→ **TASK PROMPT**
Wherever a line below holds the word "распространения", copy that line.

[Start of MATERIAL FOR THE TASK]

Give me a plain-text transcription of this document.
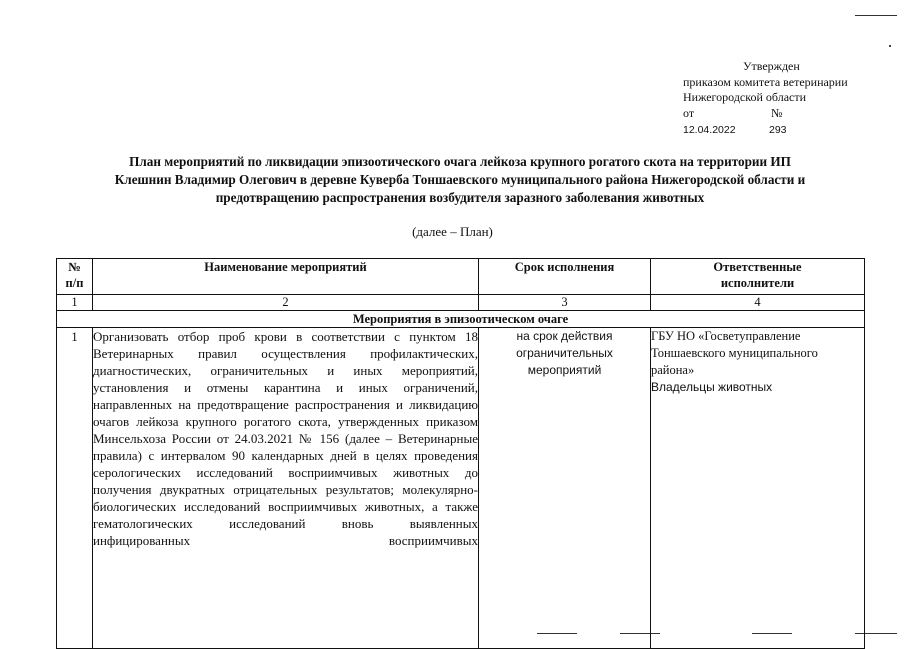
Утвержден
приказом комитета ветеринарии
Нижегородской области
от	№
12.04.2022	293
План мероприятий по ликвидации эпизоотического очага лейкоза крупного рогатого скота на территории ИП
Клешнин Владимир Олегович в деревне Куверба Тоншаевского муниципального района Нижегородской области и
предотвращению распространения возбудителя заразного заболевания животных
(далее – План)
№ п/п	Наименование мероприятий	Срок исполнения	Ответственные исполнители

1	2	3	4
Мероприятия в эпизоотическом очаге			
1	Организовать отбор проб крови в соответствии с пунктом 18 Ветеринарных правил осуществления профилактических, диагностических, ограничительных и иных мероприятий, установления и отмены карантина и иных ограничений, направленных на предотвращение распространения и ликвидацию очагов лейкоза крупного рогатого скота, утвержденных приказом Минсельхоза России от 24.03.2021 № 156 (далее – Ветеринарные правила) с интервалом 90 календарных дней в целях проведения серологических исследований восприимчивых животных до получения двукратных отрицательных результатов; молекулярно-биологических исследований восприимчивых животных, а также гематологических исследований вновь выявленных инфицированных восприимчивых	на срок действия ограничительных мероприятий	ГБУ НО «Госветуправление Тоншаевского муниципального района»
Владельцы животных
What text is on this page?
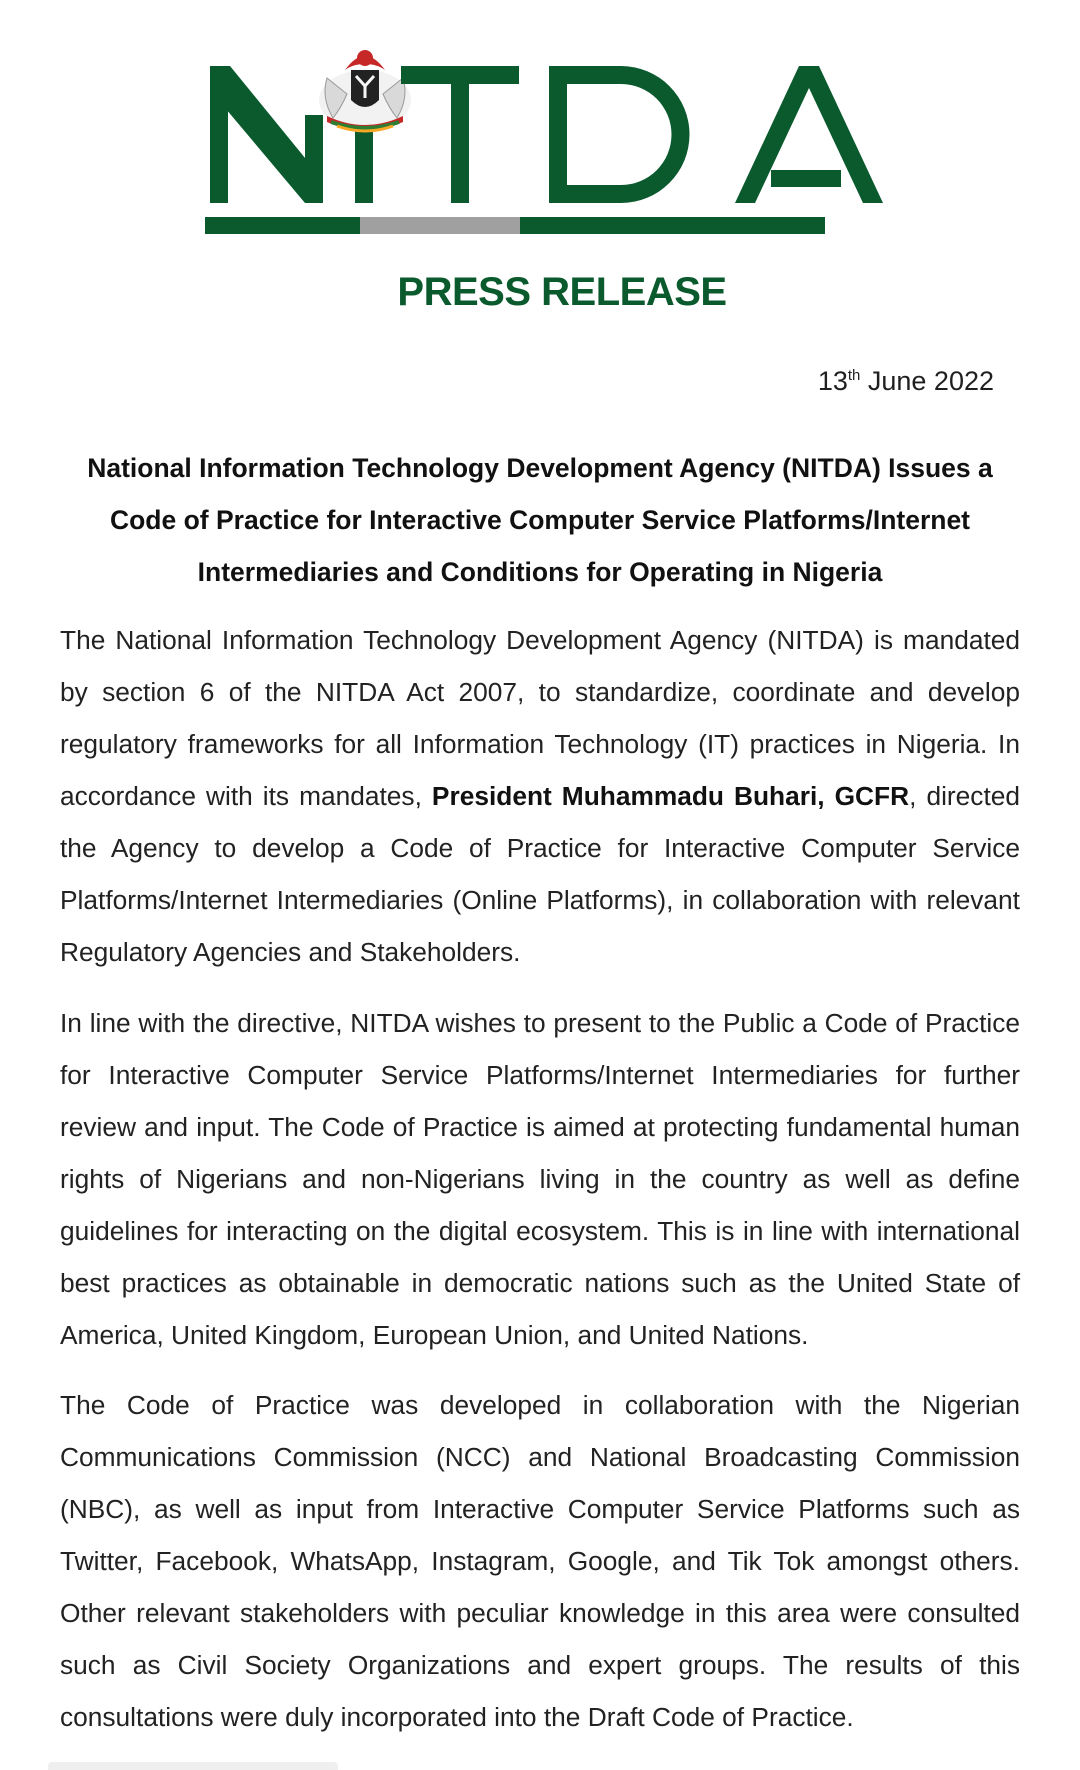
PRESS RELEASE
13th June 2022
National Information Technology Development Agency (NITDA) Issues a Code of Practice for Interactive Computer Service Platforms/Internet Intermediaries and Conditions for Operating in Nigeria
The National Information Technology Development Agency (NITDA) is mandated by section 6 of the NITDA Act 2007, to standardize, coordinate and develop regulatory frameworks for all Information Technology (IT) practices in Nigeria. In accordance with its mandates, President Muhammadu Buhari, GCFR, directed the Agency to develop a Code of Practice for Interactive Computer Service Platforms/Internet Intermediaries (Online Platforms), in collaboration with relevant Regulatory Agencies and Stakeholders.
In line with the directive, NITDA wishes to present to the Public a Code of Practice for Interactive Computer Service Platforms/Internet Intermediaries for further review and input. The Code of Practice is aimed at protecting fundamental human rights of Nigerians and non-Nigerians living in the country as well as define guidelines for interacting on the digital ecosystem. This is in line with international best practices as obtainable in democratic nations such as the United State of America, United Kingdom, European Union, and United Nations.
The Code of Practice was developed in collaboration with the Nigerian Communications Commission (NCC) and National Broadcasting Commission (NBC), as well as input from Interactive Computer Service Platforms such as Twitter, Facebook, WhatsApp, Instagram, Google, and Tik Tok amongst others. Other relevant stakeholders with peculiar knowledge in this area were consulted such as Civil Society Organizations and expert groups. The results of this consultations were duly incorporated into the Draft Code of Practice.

[End of MATERIAL FOR THE TASK]

→ **TASK SOLUTION**
предотвращению распространения возбудителя заразного заболевания животных
1	Организовать отбор проб крови в соответствии с пунктом 18 Ветеринарных правил осуществления профилактических, диагностических, ограничительных и иных мероприятий, установления и отмены карантина и иных ограничений, направленных на предотвращение распространения и ликвидацию очагов лейкоза крупного рогатого скота, утвержденных приказом Минсельхоза России от 24.03.2021 № 156 (далее – Ветеринарные правила) с интервалом 90 календарных дней в целях проведения серологических исследований восприимчивых животных до получения двукратных отрицательных результатов; молекулярно-биологических исследований восприимчивых животных, а также гематологических исследований вновь выявленных инфицированных восприимчивых	на срок действия ограничительных мероприятий	ГБУ НО «Госветуправление Тоншаевского муниципального района»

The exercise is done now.